— start of LISTED RECORDS —

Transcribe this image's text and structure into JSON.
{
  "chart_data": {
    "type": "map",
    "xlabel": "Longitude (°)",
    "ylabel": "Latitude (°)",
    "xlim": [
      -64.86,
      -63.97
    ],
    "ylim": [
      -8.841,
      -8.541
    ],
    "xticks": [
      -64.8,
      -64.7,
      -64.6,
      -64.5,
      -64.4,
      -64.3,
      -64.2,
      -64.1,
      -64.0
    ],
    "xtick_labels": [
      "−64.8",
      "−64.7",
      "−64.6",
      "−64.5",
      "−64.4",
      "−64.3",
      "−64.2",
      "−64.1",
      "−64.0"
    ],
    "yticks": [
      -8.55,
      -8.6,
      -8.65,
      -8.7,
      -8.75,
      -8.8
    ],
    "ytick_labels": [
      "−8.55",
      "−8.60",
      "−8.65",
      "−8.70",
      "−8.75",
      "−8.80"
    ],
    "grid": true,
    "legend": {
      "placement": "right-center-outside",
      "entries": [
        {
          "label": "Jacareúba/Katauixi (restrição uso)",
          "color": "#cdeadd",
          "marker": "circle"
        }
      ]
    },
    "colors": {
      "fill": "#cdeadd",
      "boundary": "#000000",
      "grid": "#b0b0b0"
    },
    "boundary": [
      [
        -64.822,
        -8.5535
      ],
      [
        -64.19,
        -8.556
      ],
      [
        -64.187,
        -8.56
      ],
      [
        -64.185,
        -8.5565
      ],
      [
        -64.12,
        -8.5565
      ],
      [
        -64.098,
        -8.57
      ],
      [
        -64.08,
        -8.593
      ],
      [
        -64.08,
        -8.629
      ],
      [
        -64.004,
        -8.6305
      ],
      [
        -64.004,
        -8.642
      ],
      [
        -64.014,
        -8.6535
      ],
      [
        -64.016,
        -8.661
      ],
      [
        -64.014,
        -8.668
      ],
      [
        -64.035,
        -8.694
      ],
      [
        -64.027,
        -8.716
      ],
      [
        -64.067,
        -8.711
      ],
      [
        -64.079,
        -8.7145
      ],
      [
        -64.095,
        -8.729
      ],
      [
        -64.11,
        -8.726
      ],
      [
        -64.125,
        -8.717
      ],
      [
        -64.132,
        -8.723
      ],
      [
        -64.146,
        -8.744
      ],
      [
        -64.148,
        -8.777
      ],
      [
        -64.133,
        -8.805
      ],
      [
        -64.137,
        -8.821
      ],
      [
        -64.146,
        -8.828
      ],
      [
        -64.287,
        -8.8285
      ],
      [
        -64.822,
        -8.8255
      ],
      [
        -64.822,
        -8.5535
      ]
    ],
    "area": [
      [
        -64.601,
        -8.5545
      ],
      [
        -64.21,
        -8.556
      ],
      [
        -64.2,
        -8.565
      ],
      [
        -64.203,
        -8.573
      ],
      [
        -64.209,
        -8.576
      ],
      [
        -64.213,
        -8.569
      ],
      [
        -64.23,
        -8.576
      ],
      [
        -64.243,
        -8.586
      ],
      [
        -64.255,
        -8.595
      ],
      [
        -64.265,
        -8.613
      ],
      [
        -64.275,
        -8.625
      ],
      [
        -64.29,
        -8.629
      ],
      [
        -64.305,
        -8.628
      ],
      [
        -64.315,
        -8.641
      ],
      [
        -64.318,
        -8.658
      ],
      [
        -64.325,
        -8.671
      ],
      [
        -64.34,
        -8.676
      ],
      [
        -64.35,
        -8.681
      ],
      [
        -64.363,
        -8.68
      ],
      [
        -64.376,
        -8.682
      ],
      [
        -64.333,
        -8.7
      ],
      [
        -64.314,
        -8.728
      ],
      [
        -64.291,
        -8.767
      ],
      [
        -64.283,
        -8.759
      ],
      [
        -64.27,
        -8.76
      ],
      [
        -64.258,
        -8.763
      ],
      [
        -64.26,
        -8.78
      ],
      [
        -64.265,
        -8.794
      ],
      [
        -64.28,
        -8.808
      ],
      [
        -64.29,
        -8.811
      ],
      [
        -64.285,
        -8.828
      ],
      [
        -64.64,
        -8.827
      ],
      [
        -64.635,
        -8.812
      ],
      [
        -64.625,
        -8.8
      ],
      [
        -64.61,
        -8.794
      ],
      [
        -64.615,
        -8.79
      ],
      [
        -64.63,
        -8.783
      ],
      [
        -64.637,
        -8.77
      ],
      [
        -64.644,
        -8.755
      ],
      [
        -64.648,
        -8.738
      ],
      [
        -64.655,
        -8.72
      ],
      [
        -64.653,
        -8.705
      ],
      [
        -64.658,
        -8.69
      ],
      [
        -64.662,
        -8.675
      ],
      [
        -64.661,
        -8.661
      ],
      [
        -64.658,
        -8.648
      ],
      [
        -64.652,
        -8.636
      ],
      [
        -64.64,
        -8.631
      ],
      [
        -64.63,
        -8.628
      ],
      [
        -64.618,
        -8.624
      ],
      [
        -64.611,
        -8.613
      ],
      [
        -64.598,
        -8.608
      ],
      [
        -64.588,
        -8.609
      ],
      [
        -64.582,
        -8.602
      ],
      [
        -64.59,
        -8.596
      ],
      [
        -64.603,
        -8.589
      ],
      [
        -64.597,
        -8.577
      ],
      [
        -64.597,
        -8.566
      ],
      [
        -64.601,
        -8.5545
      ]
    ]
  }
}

— end of LISTED RECORDS —

TASK TO CARRY OUT:
Retype all of the material above with every character intact.

TASK SOLUTION:
Transcribe this image's text and structure into JSON.
{
  "chart_data": {
    "type": "map",
    "xlabel": "Longitude (°)",
    "ylabel": "Latitude (°)",
    "xlim": [
      -64.86,
      -63.97
    ],
    "ylim": [
      -8.841,
      -8.541
    ],
    "xticks": [
      -64.8,
      -64.7,
      -64.6,
      -64.5,
      -64.4,
      -64.3,
      -64.2,
      -64.1,
      -64.0
    ],
    "xtick_labels": [
      "−64.8",
      "−64.7",
      "−64.6",
      "−64.5",
      "−64.4",
      "−64.3",
      "−64.2",
      "−64.1",
      "−64.0"
    ],
    "yticks": [
      -8.55,
      -8.6,
      -8.65,
      -8.7,
      -8.75,
      -8.8
    ],
    "ytick_labels": [
      "−8.55",
      "−8.60",
      "−8.65",
      "−8.70",
      "−8.75",
      "−8.80"
    ],
    "grid": true,
    "legend": {
      "placement": "right-center-outside",
      "entries": [
        {
          "label": "Jacareúba/Katauixi (restrição uso)",
          "color": "#cdeadd",
          "marker": "circle"
        }
      ]
    },
    "colors": {
      "fill": "#cdeadd",
      "boundary": "#000000",
      "grid": "#b0b0b0"
    },
    "boundary": [
      [
        -64.822,
        -8.5535
      ],
      [
        -64.19,
        -8.556
      ],
      [
        -64.187,
        -8.56
      ],
      [
        -64.185,
        -8.5565
      ],
      [
        -64.12,
        -8.5565
      ],
      [
        -64.098,
        -8.57
      ],
      [
        -64.08,
        -8.593
      ],
      [
        -64.08,
        -8.629
      ],
      [
        -64.004,
        -8.6305
      ],
      [
        -64.004,
        -8.642
      ],
      [
        -64.014,
        -8.6535
      ],
      [
        -64.016,
        -8.661
      ],
      [
        -64.014,
        -8.668
      ],
      [
        -64.035,
        -8.694
      ],
      [
        -64.027,
        -8.716
      ],
      [
        -64.067,
        -8.711
      ],
      [
        -64.079,
        -8.7145
      ],
      [
        -64.095,
        -8.729
      ],
      [
        -64.11,
        -8.726
      ],
      [
        -64.125,
        -8.717
      ],
      [
        -64.132,
        -8.723
      ],
      [
        -64.146,
        -8.744
      ],
      [
        -64.148,
        -8.777
      ],
      [
        -64.133,
        -8.805
      ],
      [
        -64.137,
        -8.821
      ],
      [
        -64.146,
        -8.828
      ],
      [
        -64.287,
        -8.8285
      ],
      [
        -64.822,
        -8.8255
      ],
      [
        -64.822,
        -8.5535
      ]
    ],
    "area": [
      [
        -64.601,
        -8.5545
      ],
      [
        -64.21,
        -8.556
      ],
      [
        -64.2,
        -8.565
      ],
      [
        -64.203,
        -8.573
      ],
      [
        -64.209,
        -8.576
      ],
      [
        -64.213,
        -8.569
      ],
      [
        -64.23,
        -8.576
      ],
      [
        -64.243,
        -8.586
      ],
      [
        -64.255,
        -8.595
      ],
      [
        -64.265,
        -8.613
      ],
      [
        -64.275,
        -8.625
      ],
      [
        -64.29,
        -8.629
      ],
      [
        -64.305,
        -8.628
      ],
      [
        -64.315,
        -8.641
      ],
      [
        -64.318,
        -8.658
      ],
      [
        -64.325,
        -8.671
      ],
      [
        -64.34,
        -8.676
      ],
      [
        -64.35,
        -8.681
      ],
      [
        -64.363,
        -8.68
      ],
      [
        -64.376,
        -8.682
      ],
      [
        -64.333,
        -8.7
      ],
      [
        -64.314,
        -8.728
      ],
      [
        -64.291,
        -8.767
      ],
      [
        -64.283,
        -8.759
      ],
      [
        -64.27,
        -8.76
      ],
      [
        -64.258,
        -8.763
      ],
      [
        -64.26,
        -8.78
      ],
      [
        -64.265,
        -8.794
      ],
      [
        -64.28,
        -8.808
      ],
      [
        -64.29,
        -8.811
      ],
      [
        -64.285,
        -8.828
      ],
      [
        -64.64,
        -8.827
      ],
      [
        -64.635,
        -8.812
      ],
      [
        -64.625,
        -8.8
      ],
      [
        -64.61,
        -8.794
      ],
      [
        -64.615,
        -8.79
      ],
      [
        -64.63,
        -8.783
      ],
      [
        -64.637,
        -8.77
      ],
      [
        -64.644,
        -8.755
      ],
      [
        -64.648,
        -8.738
      ],
      [
        -64.655,
        -8.72
      ],
      [
        -64.653,
        -8.705
      ],
      [
        -64.658,
        -8.69
      ],
      [
        -64.662,
        -8.675
      ],
      [
        -64.661,
        -8.661
      ],
      [
        -64.658,
        -8.648
      ],
      [
        -64.652,
        -8.636
      ],
      [
        -64.64,
        -8.631
      ],
      [
        -64.63,
        -8.628
      ],
      [
        -64.618,
        -8.624
      ],
      [
        -64.611,
        -8.613
      ],
      [
        -64.598,
        -8.608
      ],
      [
        -64.588,
        -8.609
      ],
      [
        -64.582,
        -8.602
      ],
      [
        -64.59,
        -8.596
      ],
      [
        -64.603,
        -8.589
      ],
      [
        -64.597,
        -8.577
      ],
      [
        -64.597,
        -8.566
      ],
      [
        -64.601,
        -8.5545
      ]
    ]
  }
}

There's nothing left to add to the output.